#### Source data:
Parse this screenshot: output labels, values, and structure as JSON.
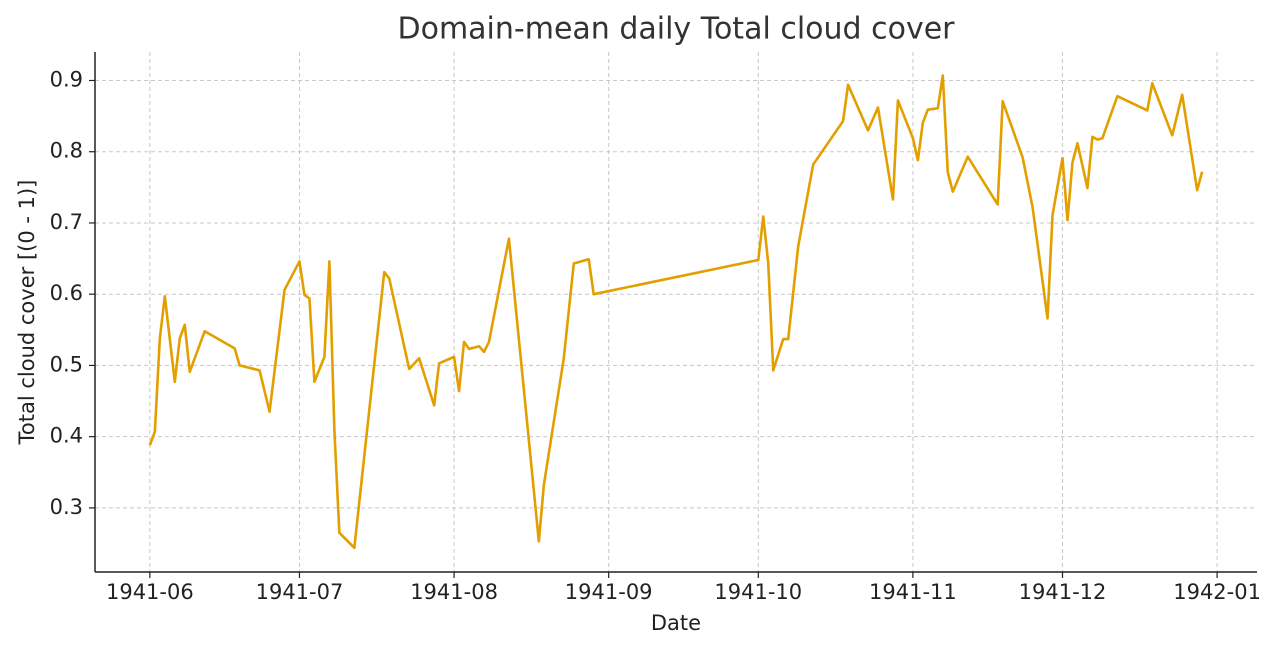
{
  "chart_data": {
    "type": "line",
    "title": "Domain-mean daily Total cloud cover",
    "xlabel": "Date",
    "ylabel": "Total cloud cover [(0 - 1)]",
    "color": "#e39f00",
    "grid": true,
    "xlim": [
      "1941-05-21",
      "1942-01-09"
    ],
    "ylim": [
      0.21,
      0.94
    ],
    "yticks": [
      0.3,
      0.4,
      0.5,
      0.6,
      0.7,
      0.8,
      0.9
    ],
    "xticks": [
      {
        "value": "1941-06-01",
        "label": "1941-06"
      },
      {
        "value": "1941-07-01",
        "label": "1941-07"
      },
      {
        "value": "1941-08-01",
        "label": "1941-08"
      },
      {
        "value": "1941-09-01",
        "label": "1941-09"
      },
      {
        "value": "1941-10-01",
        "label": "1941-10"
      },
      {
        "value": "1941-11-01",
        "label": "1941-11"
      },
      {
        "value": "1941-12-01",
        "label": "1941-12"
      },
      {
        "value": "1942-01-01",
        "label": "1942-01"
      }
    ],
    "x": [
      "1941-06-01",
      "1941-06-02",
      "1941-06-03",
      "1941-06-04",
      "1941-06-06",
      "1941-06-07",
      "1941-06-08",
      "1941-06-09",
      "1941-06-12",
      "1941-06-18",
      "1941-06-19",
      "1941-06-23",
      "1941-06-25",
      "1941-06-28",
      "1941-07-01",
      "1941-07-02",
      "1941-07-03",
      "1941-07-04",
      "1941-07-06",
      "1941-07-07",
      "1941-07-08",
      "1941-07-09",
      "1941-07-12",
      "1941-07-18",
      "1941-07-19",
      "1941-07-23",
      "1941-07-25",
      "1941-07-28",
      "1941-07-29",
      "1941-08-01",
      "1941-08-02",
      "1941-08-03",
      "1941-08-04",
      "1941-08-06",
      "1941-08-07",
      "1941-08-08",
      "1941-08-12",
      "1941-08-18",
      "1941-08-19",
      "1941-08-23",
      "1941-08-25",
      "1941-08-28",
      "1941-08-29",
      "1941-10-01",
      "1941-10-02",
      "1941-10-03",
      "1941-10-04",
      "1941-10-06",
      "1941-10-07",
      "1941-10-09",
      "1941-10-12",
      "1941-10-18",
      "1941-10-19",
      "1941-10-23",
      "1941-10-25",
      "1941-10-28",
      "1941-10-29",
      "1941-11-01",
      "1941-11-02",
      "1941-11-03",
      "1941-11-04",
      "1941-11-06",
      "1941-11-07",
      "1941-11-08",
      "1941-11-09",
      "1941-11-12",
      "1941-11-18",
      "1941-11-19",
      "1941-11-23",
      "1941-11-25",
      "1941-11-28",
      "1941-11-29",
      "1941-12-01",
      "1941-12-02",
      "1941-12-03",
      "1941-12-04",
      "1941-12-06",
      "1941-12-07",
      "1941-12-08",
      "1941-12-09",
      "1941-12-12",
      "1941-12-18",
      "1941-12-19",
      "1941-12-23",
      "1941-12-25",
      "1941-12-28",
      "1941-12-29"
    ],
    "values": [
      0.388,
      0.407,
      0.538,
      0.597,
      0.477,
      0.538,
      0.557,
      0.491,
      0.548,
      0.524,
      0.5,
      0.493,
      0.435,
      0.606,
      0.646,
      0.599,
      0.594,
      0.477,
      0.512,
      0.646,
      0.409,
      0.265,
      0.244,
      0.631,
      0.622,
      0.495,
      0.51,
      0.444,
      0.503,
      0.512,
      0.464,
      0.533,
      0.523,
      0.527,
      0.519,
      0.533,
      0.678,
      0.253,
      0.332,
      0.51,
      0.643,
      0.649,
      0.6,
      0.648,
      0.709,
      0.643,
      0.493,
      0.537,
      0.537,
      0.667,
      0.782,
      0.843,
      0.894,
      0.83,
      0.862,
      0.733,
      0.872,
      0.819,
      0.788,
      0.841,
      0.859,
      0.861,
      0.907,
      0.771,
      0.744,
      0.793,
      0.726,
      0.871,
      0.792,
      0.722,
      0.566,
      0.711,
      0.791,
      0.704,
      0.785,
      0.812,
      0.749,
      0.821,
      0.817,
      0.819,
      0.878,
      0.858,
      0.896,
      0.823,
      0.88,
      0.746,
      0.772
    ]
  }
}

#### Description of the task:
Identify every line above with the string "cloud" in it. Copy those lines.

#### Response below:
    "title": "Domain-mean daily Total cloud cover",
    "ylabel": "Total cloud cover [(0 - 1)]",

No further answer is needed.